[Begin]

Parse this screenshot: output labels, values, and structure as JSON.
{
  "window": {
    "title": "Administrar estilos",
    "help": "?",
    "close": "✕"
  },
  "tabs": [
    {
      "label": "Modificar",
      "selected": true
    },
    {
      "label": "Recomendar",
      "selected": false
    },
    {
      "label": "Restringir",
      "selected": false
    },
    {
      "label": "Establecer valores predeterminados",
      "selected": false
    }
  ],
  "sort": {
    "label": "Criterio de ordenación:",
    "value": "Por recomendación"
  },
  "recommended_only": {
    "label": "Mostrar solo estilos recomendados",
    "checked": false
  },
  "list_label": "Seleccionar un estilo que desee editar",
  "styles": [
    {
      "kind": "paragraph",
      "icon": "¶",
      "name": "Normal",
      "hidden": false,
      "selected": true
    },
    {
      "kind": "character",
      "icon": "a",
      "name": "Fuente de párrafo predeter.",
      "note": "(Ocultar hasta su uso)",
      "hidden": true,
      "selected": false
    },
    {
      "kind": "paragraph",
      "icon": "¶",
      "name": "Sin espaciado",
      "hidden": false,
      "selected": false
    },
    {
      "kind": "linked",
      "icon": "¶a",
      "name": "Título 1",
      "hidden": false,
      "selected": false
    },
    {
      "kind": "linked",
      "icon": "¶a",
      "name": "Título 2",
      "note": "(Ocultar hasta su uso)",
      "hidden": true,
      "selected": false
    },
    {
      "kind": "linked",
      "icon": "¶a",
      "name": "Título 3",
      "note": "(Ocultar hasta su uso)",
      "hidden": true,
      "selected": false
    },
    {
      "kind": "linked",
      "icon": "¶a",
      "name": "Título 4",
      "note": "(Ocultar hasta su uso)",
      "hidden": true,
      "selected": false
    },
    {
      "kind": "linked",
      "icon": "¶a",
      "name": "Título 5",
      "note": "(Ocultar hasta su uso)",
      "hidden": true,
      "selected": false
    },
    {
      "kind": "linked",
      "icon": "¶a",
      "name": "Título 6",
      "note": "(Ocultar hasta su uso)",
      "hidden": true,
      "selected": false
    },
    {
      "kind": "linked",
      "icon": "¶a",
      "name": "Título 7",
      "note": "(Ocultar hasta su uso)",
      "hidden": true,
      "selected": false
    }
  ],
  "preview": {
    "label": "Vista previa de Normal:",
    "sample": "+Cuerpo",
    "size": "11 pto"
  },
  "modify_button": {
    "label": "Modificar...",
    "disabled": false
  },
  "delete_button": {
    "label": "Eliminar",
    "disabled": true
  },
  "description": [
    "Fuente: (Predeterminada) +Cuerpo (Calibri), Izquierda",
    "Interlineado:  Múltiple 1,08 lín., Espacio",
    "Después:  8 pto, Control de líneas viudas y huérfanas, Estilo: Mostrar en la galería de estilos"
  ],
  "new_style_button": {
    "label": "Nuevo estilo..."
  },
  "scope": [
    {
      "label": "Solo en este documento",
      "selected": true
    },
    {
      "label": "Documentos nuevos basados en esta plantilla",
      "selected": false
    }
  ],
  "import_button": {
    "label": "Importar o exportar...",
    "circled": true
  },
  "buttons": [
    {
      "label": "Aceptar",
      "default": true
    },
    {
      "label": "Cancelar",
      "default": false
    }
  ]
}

[End]

_DO THIS_
Please copy out each record, character for character.

_THE REPLY_
Parse this screenshot: output labels, values, and structure as JSON.
{
  "window": {
    "title": "Administrar estilos",
    "help": "?",
    "close": "✕"
  },
  "tabs": [
    {
      "label": "Modificar",
      "selected": true
    },
    {
      "label": "Recomendar",
      "selected": false
    },
    {
      "label": "Restringir",
      "selected": false
    },
    {
      "label": "Establecer valores predeterminados",
      "selected": false
    }
  ],
  "sort": {
    "label": "Criterio de ordenación:",
    "value": "Por recomendación"
  },
  "recommended_only": {
    "label": "Mostrar solo estilos recomendados",
    "checked": false
  },
  "list_label": "Seleccionar un estilo que desee editar",
  "styles": [
    {
      "kind": "paragraph",
      "icon": "¶",
      "name": "Normal",
      "hidden": false,
      "selected": true
    },
    {
      "kind": "character",
      "icon": "a",
      "name": "Fuente de párrafo predeter.",
      "note": "(Ocultar hasta su uso)",
      "hidden": true,
      "selected": false
    },
    {
      "kind": "paragraph",
      "icon": "¶",
      "name": "Sin espaciado",
      "hidden": false,
      "selected": false
    },
    {
      "kind": "linked",
      "icon": "¶a",
      "name": "Título 1",
      "hidden": false,
      "selected": false
    },
    {
      "kind": "linked",
      "icon": "¶a",
      "name": "Título 2",
      "note": "(Ocultar hasta su uso)",
      "hidden": true,
      "selected": false
    },
    {
      "kind": "linked",
      "icon": "¶a",
      "name": "Título 3",
      "note": "(Ocultar hasta su uso)",
      "hidden": true,
      "selected": false
    },
    {
      "kind": "linked",
      "icon": "¶a",
      "name": "Título 4",
      "note": "(Ocultar hasta su uso)",
      "hidden": true,
      "selected": false
    },
    {
      "kind": "linked",
      "icon": "¶a",
      "name": "Título 5",
      "note": "(Ocultar hasta su uso)",
      "hidden": true,
      "selected": false
    },
    {
      "kind": "linked",
      "icon": "¶a",
      "name": "Título 6",
      "note": "(Ocultar hasta su uso)",
      "hidden": true,
      "selected": false
    },
    {
      "kind": "linked",
      "icon": "¶a",
      "name": "Título 7",
      "note": "(Ocultar hasta su uso)",
      "hidden": true,
      "selected": false
    }
  ],
  "preview": {
    "label": "Vista previa de Normal:",
    "sample": "+Cuerpo",
    "size": "11 pto"
  },
  "modify_button": {
    "label": "Modificar...",
    "disabled": false
  },
  "delete_button": {
    "label": "Eliminar",
    "disabled": true
  },
  "description": [
    "Fuente: (Predeterminada) +Cuerpo (Calibri), Izquierda",
    "Interlineado:  Múltiple 1,08 lín., Espacio",
    "Después:  8 pto, Control de líneas viudas y huérfanas, Estilo: Mostrar en la galería de estilos"
  ],
  "new_style_button": {
    "label": "Nuevo estilo..."
  },
  "scope": [
    {
      "label": "Solo en este documento",
      "selected": true
    },
    {
      "label": "Documentos nuevos basados en esta plantilla",
      "selected": false
    }
  ],
  "import_button": {
    "label": "Importar o exportar...",
    "circled": true
  },
  "buttons": [
    {
      "label": "Aceptar",
      "default": true
    },
    {
      "label": "Cancelar",
      "default": false
    }
  ]
}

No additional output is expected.